[Task] Go through the listing and pick out each line with the word "skip" in it.

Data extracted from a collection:
====================
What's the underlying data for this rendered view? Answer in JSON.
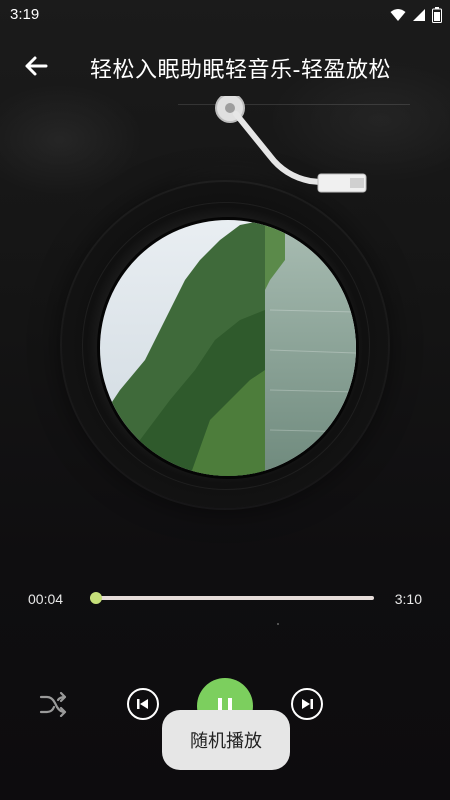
{
  "status_bar": {
    "time": "3:19"
  },
  "header": {
    "title": "轻松入眠助眠轻音乐-轻盈放松"
  },
  "player": {
    "current_time": "00:04",
    "total_time": "3:10",
    "progress_fraction": 0.02
  },
  "toast": {
    "text": "随机播放"
  },
  "colors": {
    "accent": "#7ccf5e",
    "thumb": "#c6e07a",
    "track": "#e6dcd9",
    "toast_bg": "#e6e6e6"
  },
  "icons": {
    "back": "arrow-left-icon",
    "shuffle": "shuffle-icon",
    "prev": "skip-previous-icon",
    "play": "pause-icon",
    "next": "skip-next-icon"
  }
}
====================
[Correct output]
    "prev": "skip-previous-icon",
    "next": "skip-next-icon"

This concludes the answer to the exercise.